TAREAS QUE REALIZAR>
a: En la homilía sobre el desierto, ¿en qué desierto pasó Pablo unos años tras su encuentro con Cristo?
b: Copia de nuevo la parte de la homilía sobre el desierto que va desde "El camino de la" hasta "estas serpientes, mordiéndolos.", ambos incluidos, y sustituye en ella "serpientes" por "víboras".
c: Retoma la homilía sobre el desierto y continúala a partir de su última frase.

======== FRAGMENTO PROPORCIONADO ========

28 de marzo de 2023 - Martes de la 5ª semana de Cuaresma

Num 21,4-9; Jn 8,21-30

H o m e l i a

          A lo largo de este tiempo de Cuaresma, las lecturas bíblicas, que nos invitan a la conversión, nos han hablado de la experiencia del desierto, durante la cual, durante cuarenta años, Dios formó y transformó a su pueblo. 

          Hay una experiencia de desierto al principio de todo gran camino espiritual.  Después de su bautismo, el propio Jesús comenzó este nuevo período de su vida con un camino de soledad en el desierto.  Ante él estaba también la experiencia de Elías, pasando por el desierto de su propia pobreza, miedo y debilidad antes de alcanzar la cumbre de su encuentro con Dios en la suave brisa del monte Horeb.  Esta fue la experiencia de Pablo, que pasó unos misteriosos años, de los que sabemos poco, en el desierto de Arabia tras su encuentro con Cristo en el camino de Damasco. Y miles de hombres y mujeres, desde los inicios de la vida monástica en Siria y Egipto hasta nuestros días han ido al desierto a vivir esta experiencia.

          El desierto es un lugar muy especial. En una tierra rica y húmeda todo puede crecer. En el suelo árido y reseco del desierto sólo pueden crecer algunas plantas fuertes y resistentes (¡o duras!).

          El camino de la soledad puede conducir, sin duda, a experiencias místicas fulgurantes como la de Elías o la de Jesús después de su bautismo o en el Monte Tabor.  Pero, en general, el camino de conversión que ofrece el desierto es algo mucho más prosaico, como el del pueblo de Israel del que nos habla la primera lectura de esta mañana.  Los hebreos están hartos de la insípida comida del desierto que les sale por las narices.  Se rebelan contra sus guías, Moisés y Aarón, que no han encontrado nada más que darles y que realmente no parecen saber a dónde les llevan.  Y hay todas estas serpientes, mordiéndolos.

======== FILAS ========

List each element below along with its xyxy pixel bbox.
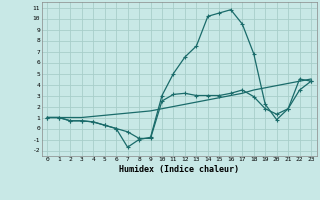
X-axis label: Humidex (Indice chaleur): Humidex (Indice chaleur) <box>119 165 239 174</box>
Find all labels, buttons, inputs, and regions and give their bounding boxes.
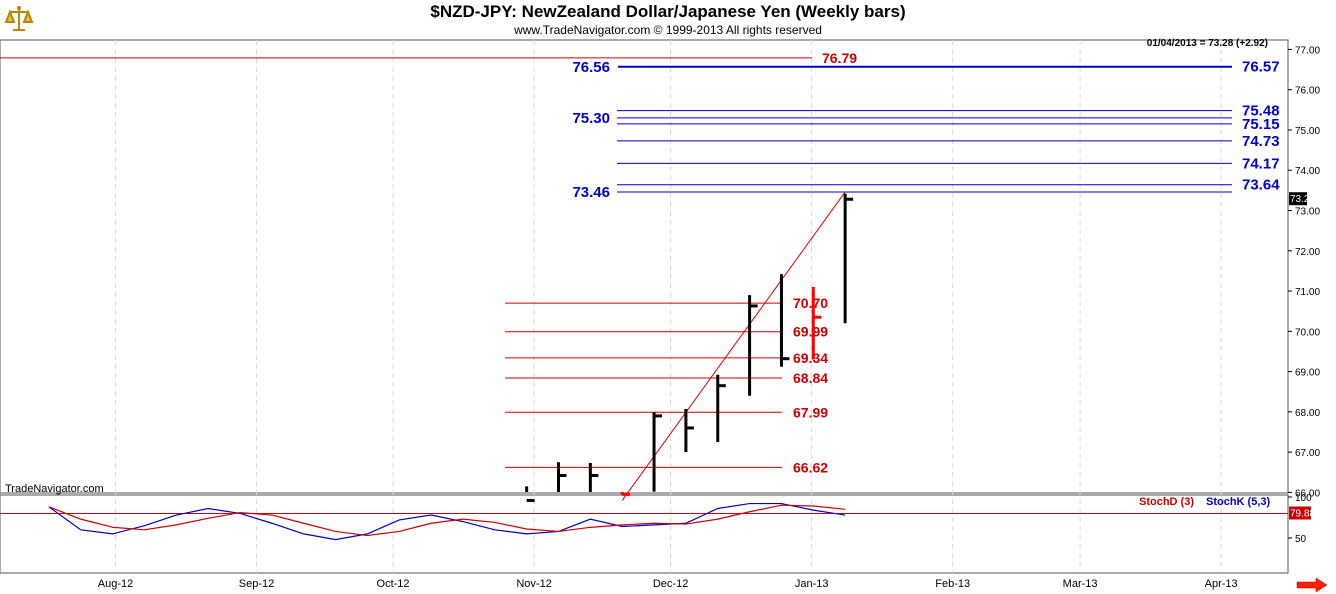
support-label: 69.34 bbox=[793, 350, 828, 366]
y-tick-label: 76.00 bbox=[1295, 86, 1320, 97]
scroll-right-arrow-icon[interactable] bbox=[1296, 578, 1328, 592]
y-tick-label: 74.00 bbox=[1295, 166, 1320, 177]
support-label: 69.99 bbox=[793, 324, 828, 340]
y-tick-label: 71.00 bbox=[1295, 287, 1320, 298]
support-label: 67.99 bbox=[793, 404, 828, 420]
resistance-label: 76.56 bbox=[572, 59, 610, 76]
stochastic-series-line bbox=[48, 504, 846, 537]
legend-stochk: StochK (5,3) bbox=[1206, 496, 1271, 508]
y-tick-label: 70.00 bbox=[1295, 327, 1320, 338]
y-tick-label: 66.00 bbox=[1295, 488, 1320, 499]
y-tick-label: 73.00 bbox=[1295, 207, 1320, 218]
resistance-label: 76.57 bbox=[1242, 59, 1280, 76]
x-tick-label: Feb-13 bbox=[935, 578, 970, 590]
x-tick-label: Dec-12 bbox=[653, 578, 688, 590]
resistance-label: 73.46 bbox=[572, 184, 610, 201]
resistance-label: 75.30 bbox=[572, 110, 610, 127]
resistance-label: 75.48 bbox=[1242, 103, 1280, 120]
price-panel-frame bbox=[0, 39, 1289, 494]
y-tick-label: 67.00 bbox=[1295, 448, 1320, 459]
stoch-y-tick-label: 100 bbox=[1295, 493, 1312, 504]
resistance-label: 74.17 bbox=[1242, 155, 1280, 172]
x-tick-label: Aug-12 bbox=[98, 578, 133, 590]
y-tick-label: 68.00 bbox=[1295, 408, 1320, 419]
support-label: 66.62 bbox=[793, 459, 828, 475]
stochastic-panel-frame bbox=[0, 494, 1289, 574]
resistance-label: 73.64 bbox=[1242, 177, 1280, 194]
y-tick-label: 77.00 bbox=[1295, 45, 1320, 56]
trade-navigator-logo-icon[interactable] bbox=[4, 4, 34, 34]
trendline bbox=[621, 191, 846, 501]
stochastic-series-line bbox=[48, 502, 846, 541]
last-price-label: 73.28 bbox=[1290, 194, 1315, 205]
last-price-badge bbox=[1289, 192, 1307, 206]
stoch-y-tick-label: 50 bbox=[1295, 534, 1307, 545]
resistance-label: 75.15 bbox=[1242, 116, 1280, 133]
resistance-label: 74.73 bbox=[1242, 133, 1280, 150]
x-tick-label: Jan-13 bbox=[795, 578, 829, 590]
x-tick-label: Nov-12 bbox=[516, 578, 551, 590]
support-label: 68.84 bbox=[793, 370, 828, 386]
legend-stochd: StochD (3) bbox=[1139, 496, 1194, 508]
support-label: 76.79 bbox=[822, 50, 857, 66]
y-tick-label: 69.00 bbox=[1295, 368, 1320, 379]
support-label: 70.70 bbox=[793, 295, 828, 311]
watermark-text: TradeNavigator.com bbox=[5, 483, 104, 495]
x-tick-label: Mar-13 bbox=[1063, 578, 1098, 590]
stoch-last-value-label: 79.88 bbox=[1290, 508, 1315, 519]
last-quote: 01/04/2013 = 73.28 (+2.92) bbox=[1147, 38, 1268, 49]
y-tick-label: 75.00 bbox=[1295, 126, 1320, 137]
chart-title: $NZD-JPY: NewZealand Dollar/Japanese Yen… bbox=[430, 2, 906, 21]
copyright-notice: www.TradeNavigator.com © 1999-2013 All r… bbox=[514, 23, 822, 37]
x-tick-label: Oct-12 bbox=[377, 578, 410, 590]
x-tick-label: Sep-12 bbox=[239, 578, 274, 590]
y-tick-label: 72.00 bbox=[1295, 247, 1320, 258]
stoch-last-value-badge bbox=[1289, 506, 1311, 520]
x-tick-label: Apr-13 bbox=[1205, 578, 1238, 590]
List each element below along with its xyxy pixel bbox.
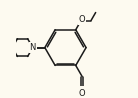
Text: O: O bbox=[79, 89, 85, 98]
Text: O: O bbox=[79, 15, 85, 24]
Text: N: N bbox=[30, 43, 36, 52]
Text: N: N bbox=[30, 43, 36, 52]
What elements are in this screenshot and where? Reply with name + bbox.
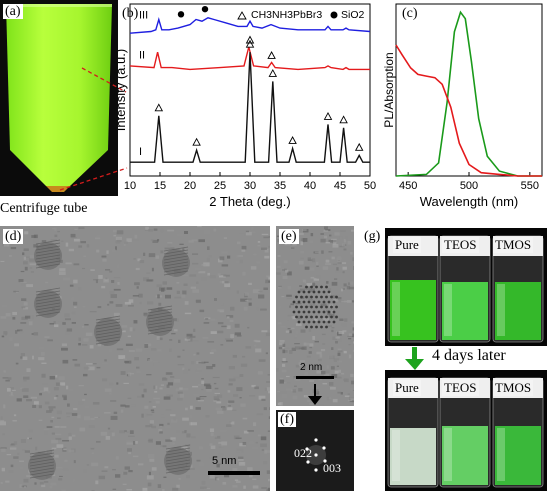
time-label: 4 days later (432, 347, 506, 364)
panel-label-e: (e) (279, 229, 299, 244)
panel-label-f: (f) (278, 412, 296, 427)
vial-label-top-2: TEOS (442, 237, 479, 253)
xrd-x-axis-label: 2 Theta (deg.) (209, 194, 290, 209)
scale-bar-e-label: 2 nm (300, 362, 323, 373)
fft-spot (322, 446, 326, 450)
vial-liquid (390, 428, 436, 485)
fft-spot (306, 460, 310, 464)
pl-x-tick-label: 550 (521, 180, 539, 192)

========

CONJUNTO DE RESPUESTAS>
a: En el desierto de Arabia.

b:
El camino de la soledad puede conducir, sin duda, a experiencias místicas fulgurantes como la de Elías o la de Jesús después de su bautismo o en el Monte Tabor.  Pero, en general, el camino de conversión que ofrece el desierto es algo mucho más prosaico, como el del pueblo de Israel del que nos habla la primera lectura de esta mañana.  Los hebreos están hartos de la insípida comida del desierto que les sale por las narices.  Se rebelan contra sus guías, Moisés y Aarón, que no han encontrado nada más que darles y que realmente no parecen saber a dónde les llevan.  Y hay todas estas víboras, mordiéndolos.

c:
          Esta es una descripción bastante precisa del desierto monástico, donde los montes Horeb y Tabor no son necesariamente comunes. El desierto monástico, esa vida monástica que según Benito es una cuaresma continua, consiste en todos los acontecimientos de nuestra vida cotidiana.  Experimentamos el desierto en las cosas más ordinarias de la vida, por ejemplo, a través de nuestros fracasos: fracasos en nuestro trabajo, en nuestras relaciones fraternales, en nuestra vida ascética.   O cuando, al envejecer, nos damos cuenta de que ya no tenemos la fuerza que teníamos antes.

          Cuando aceptamos todas estas limitaciones, nos enfrentan a nuestras limitaciones más profundas, a nuestro pecado, a todos los ídolos que adoramos en secreto.  Y éste es el primer paso hacia la conversión del corazón, una conversión que no podemos hacer nosotros mismos, sino que sólo podemos recibir como un puro don. ("Quitaré el corazón de piedra de tu pecho y pondré un corazón de carne en él...")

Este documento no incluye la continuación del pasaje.